**TASK STATEMENT:** Copy the records below exactly, omitting any pictures they contain.

**MATERIAL:**
>> START
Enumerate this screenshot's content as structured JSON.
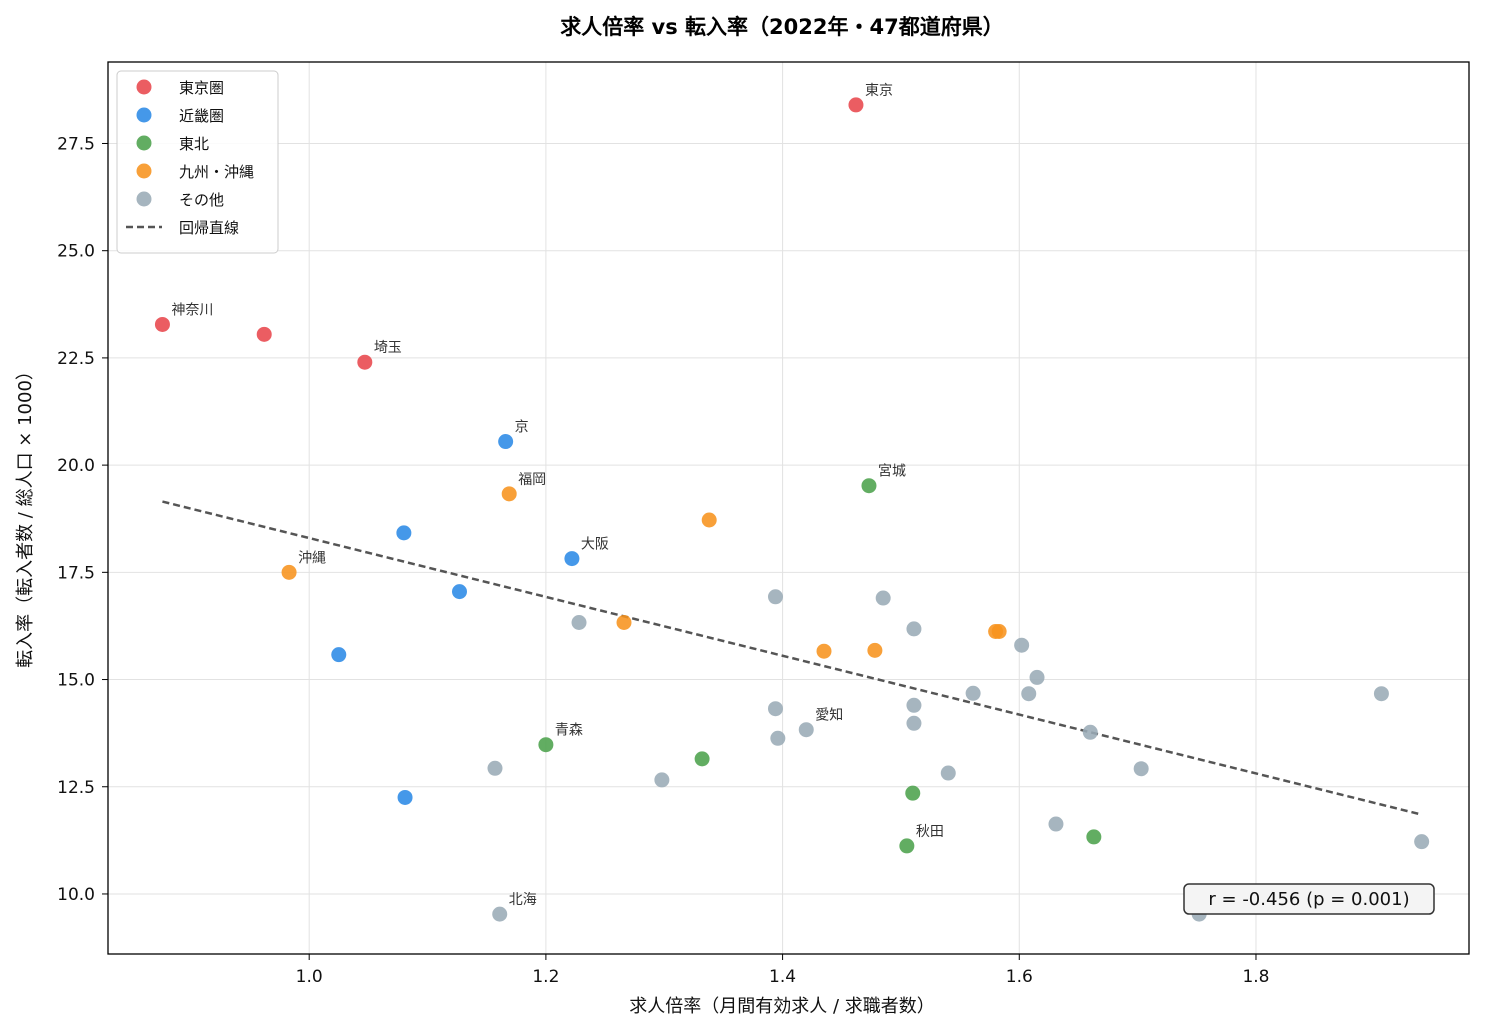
{
  "chart_data": {
    "type": "scatter",
    "title": "求人倍率 vs 転入率（2022年・47都道府県）",
    "xlabel": "求人倍率（月間有効求人 / 求職者数）",
    "ylabel": "転入率（転入者数 / 総人口 × 1000）",
    "xlim": [
      0.83,
      1.98
    ],
    "ylim": [
      8.6,
      29.4
    ],
    "xticks": [
      1.0,
      1.2,
      1.4,
      1.6,
      1.8
    ],
    "yticks": [
      10.0,
      12.5,
      15.0,
      17.5,
      20.0,
      22.5,
      25.0,
      27.5
    ],
    "xtick_labels": [
      "1.0",
      "1.2",
      "1.4",
      "1.6",
      "1.8"
    ],
    "ytick_labels": [
      "10.0",
      "12.5",
      "15.0",
      "17.5",
      "20.0",
      "22.5",
      "25.0",
      "27.5"
    ],
    "grid": true,
    "legend_position": "top-left",
    "series": [
      {
        "name": "東京圏",
        "color": "#e8474c",
        "points": [
          {
            "x": 1.462,
            "y": 28.4,
            "label": "東京"
          },
          {
            "x": 0.876,
            "y": 23.28,
            "label": "神奈川"
          },
          {
            "x": 0.962,
            "y": 23.05,
            "label": ""
          },
          {
            "x": 1.047,
            "y": 22.4,
            "label": "埼玉"
          }
        ]
      },
      {
        "name": "近畿圏",
        "color": "#2b8ae6",
        "points": [
          {
            "x": 1.166,
            "y": 20.55,
            "label": "京"
          },
          {
            "x": 1.08,
            "y": 18.42,
            "label": ""
          },
          {
            "x": 1.222,
            "y": 17.82,
            "label": "大阪"
          },
          {
            "x": 1.127,
            "y": 17.05,
            "label": ""
          },
          {
            "x": 1.025,
            "y": 15.58,
            "label": ""
          },
          {
            "x": 1.081,
            "y": 12.25,
            "label": ""
          }
        ]
      },
      {
        "name": "東北",
        "color": "#4ca24c",
        "points": [
          {
            "x": 1.473,
            "y": 19.52,
            "label": "宮城"
          },
          {
            "x": 1.2,
            "y": 13.48,
            "label": "青森"
          },
          {
            "x": 1.332,
            "y": 13.15,
            "label": ""
          },
          {
            "x": 1.51,
            "y": 12.35,
            "label": ""
          },
          {
            "x": 1.663,
            "y": 11.33,
            "label": ""
          },
          {
            "x": 1.505,
            "y": 11.12,
            "label": "秋田"
          }
        ]
      },
      {
        "name": "九州・沖縄",
        "color": "#f7931e",
        "points": [
          {
            "x": 1.169,
            "y": 19.33,
            "label": "福岡"
          },
          {
            "x": 1.338,
            "y": 18.72,
            "label": ""
          },
          {
            "x": 0.983,
            "y": 17.5,
            "label": "沖縄"
          },
          {
            "x": 1.266,
            "y": 16.33,
            "label": ""
          },
          {
            "x": 1.58,
            "y": 16.12,
            "label": ""
          },
          {
            "x": 1.583,
            "y": 16.12,
            "label": ""
          },
          {
            "x": 1.435,
            "y": 15.66,
            "label": ""
          },
          {
            "x": 1.478,
            "y": 15.68,
            "label": ""
          }
        ]
      },
      {
        "name": "その他",
        "color": "#9aabb6",
        "points": [
          {
            "x": 1.394,
            "y": 16.93,
            "label": ""
          },
          {
            "x": 1.485,
            "y": 16.9,
            "label": ""
          },
          {
            "x": 1.228,
            "y": 16.33,
            "label": ""
          },
          {
            "x": 1.511,
            "y": 16.18,
            "label": ""
          },
          {
            "x": 1.602,
            "y": 15.8,
            "label": ""
          },
          {
            "x": 1.615,
            "y": 15.05,
            "label": ""
          },
          {
            "x": 1.561,
            "y": 14.68,
            "label": ""
          },
          {
            "x": 1.608,
            "y": 14.67,
            "label": ""
          },
          {
            "x": 1.906,
            "y": 14.67,
            "label": ""
          },
          {
            "x": 1.511,
            "y": 14.4,
            "label": ""
          },
          {
            "x": 1.394,
            "y": 14.32,
            "label": ""
          },
          {
            "x": 1.511,
            "y": 13.98,
            "label": ""
          },
          {
            "x": 1.42,
            "y": 13.83,
            "label": "愛知"
          },
          {
            "x": 1.396,
            "y": 13.63,
            "label": ""
          },
          {
            "x": 1.66,
            "y": 13.77,
            "label": ""
          },
          {
            "x": 1.157,
            "y": 12.93,
            "label": ""
          },
          {
            "x": 1.703,
            "y": 12.92,
            "label": ""
          },
          {
            "x": 1.54,
            "y": 12.82,
            "label": ""
          },
          {
            "x": 1.298,
            "y": 12.66,
            "label": ""
          },
          {
            "x": 1.631,
            "y": 11.63,
            "label": ""
          },
          {
            "x": 1.94,
            "y": 11.22,
            "label": ""
          },
          {
            "x": 1.161,
            "y": 9.53,
            "label": "北海"
          },
          {
            "x": 1.752,
            "y": 9.53,
            "label": ""
          }
        ]
      }
    ],
    "regression": {
      "name": "回帰直線",
      "color": "#555555",
      "x": [
        0.876,
        1.94
      ],
      "y": [
        19.15,
        11.85
      ]
    },
    "stats_text": "r = -0.456  (p = 0.001)"
  }
}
>> END
**RESULT BELOW:**
Enumerate this screenshot's content as structured JSON.
{
  "chart_data": {
    "type": "scatter",
    "title": "求人倍率 vs 転入率（2022年・47都道府県）",
    "xlabel": "求人倍率（月間有効求人 / 求職者数）",
    "ylabel": "転入率（転入者数 / 総人口 × 1000）",
    "xlim": [
      0.83,
      1.98
    ],
    "ylim": [
      8.6,
      29.4
    ],
    "xticks": [
      1.0,
      1.2,
      1.4,
      1.6,
      1.8
    ],
    "yticks": [
      10.0,
      12.5,
      15.0,
      17.5,
      20.0,
      22.5,
      25.0,
      27.5
    ],
    "xtick_labels": [
      "1.0",
      "1.2",
      "1.4",
      "1.6",
      "1.8"
    ],
    "ytick_labels": [
      "10.0",
      "12.5",
      "15.0",
      "17.5",
      "20.0",
      "22.5",
      "25.0",
      "27.5"
    ],
    "grid": true,
    "legend_position": "top-left",
    "series": [
      {
        "name": "東京圏",
        "color": "#e8474c",
        "points": [
          {
            "x": 1.462,
            "y": 28.4,
            "label": "東京"
          },
          {
            "x": 0.876,
            "y": 23.28,
            "label": "神奈川"
          },
          {
            "x": 0.962,
            "y": 23.05,
            "label": ""
          },
          {
            "x": 1.047,
            "y": 22.4,
            "label": "埼玉"
          }
        ]
      },
      {
        "name": "近畿圏",
        "color": "#2b8ae6",
        "points": [
          {
            "x": 1.166,
            "y": 20.55,
            "label": "京"
          },
          {
            "x": 1.08,
            "y": 18.42,
            "label": ""
          },
          {
            "x": 1.222,
            "y": 17.82,
            "label": "大阪"
          },
          {
            "x": 1.127,
            "y": 17.05,
            "label": ""
          },
          {
            "x": 1.025,
            "y": 15.58,
            "label": ""
          },
          {
            "x": 1.081,
            "y": 12.25,
            "label": ""
          }
        ]
      },
      {
        "name": "東北",
        "color": "#4ca24c",
        "points": [
          {
            "x": 1.473,
            "y": 19.52,
            "label": "宮城"
          },
          {
            "x": 1.2,
            "y": 13.48,
            "label": "青森"
          },
          {
            "x": 1.332,
            "y": 13.15,
            "label": ""
          },
          {
            "x": 1.51,
            "y": 12.35,
            "label": ""
          },
          {
            "x": 1.663,
            "y": 11.33,
            "label": ""
          },
          {
            "x": 1.505,
            "y": 11.12,
            "label": "秋田"
          }
        ]
      },
      {
        "name": "九州・沖縄",
        "color": "#f7931e",
        "points": [
          {
            "x": 1.169,
            "y": 19.33,
            "label": "福岡"
          },
          {
            "x": 1.338,
            "y": 18.72,
            "label": ""
          },
          {
            "x": 0.983,
            "y": 17.5,
            "label": "沖縄"
          },
          {
            "x": 1.266,
            "y": 16.33,
            "label": ""
          },
          {
            "x": 1.58,
            "y": 16.12,
            "label": ""
          },
          {
            "x": 1.583,
            "y": 16.12,
            "label": ""
          },
          {
            "x": 1.435,
            "y": 15.66,
            "label": ""
          },
          {
            "x": 1.478,
            "y": 15.68,
            "label": ""
          }
        ]
      },
      {
        "name": "その他",
        "color": "#9aabb6",
        "points": [
          {
            "x": 1.394,
            "y": 16.93,
            "label": ""
          },
          {
            "x": 1.485,
            "y": 16.9,
            "label": ""
          },
          {
            "x": 1.228,
            "y": 16.33,
            "label": ""
          },
          {
            "x": 1.511,
            "y": 16.18,
            "label": ""
          },
          {
            "x": 1.602,
            "y": 15.8,
            "label": ""
          },
          {
            "x": 1.615,
            "y": 15.05,
            "label": ""
          },
          {
            "x": 1.561,
            "y": 14.68,
            "label": ""
          },
          {
            "x": 1.608,
            "y": 14.67,
            "label": ""
          },
          {
            "x": 1.906,
            "y": 14.67,
            "label": ""
          },
          {
            "x": 1.511,
            "y": 14.4,
            "label": ""
          },
          {
            "x": 1.394,
            "y": 14.32,
            "label": ""
          },
          {
            "x": 1.511,
            "y": 13.98,
            "label": ""
          },
          {
            "x": 1.42,
            "y": 13.83,
            "label": "愛知"
          },
          {
            "x": 1.396,
            "y": 13.63,
            "label": ""
          },
          {
            "x": 1.66,
            "y": 13.77,
            "label": ""
          },
          {
            "x": 1.157,
            "y": 12.93,
            "label": ""
          },
          {
            "x": 1.703,
            "y": 12.92,
            "label": ""
          },
          {
            "x": 1.54,
            "y": 12.82,
            "label": ""
          },
          {
            "x": 1.298,
            "y": 12.66,
            "label": ""
          },
          {
            "x": 1.631,
            "y": 11.63,
            "label": ""
          },
          {
            "x": 1.94,
            "y": 11.22,
            "label": ""
          },
          {
            "x": 1.161,
            "y": 9.53,
            "label": "北海"
          },
          {
            "x": 1.752,
            "y": 9.53,
            "label": ""
          }
        ]
      }
    ],
    "regression": {
      "name": "回帰直線",
      "color": "#555555",
      "x": [
        0.876,
        1.94
      ],
      "y": [
        19.15,
        11.85
      ]
    },
    "stats_text": "r = -0.456  (p = 0.001)"
  }
}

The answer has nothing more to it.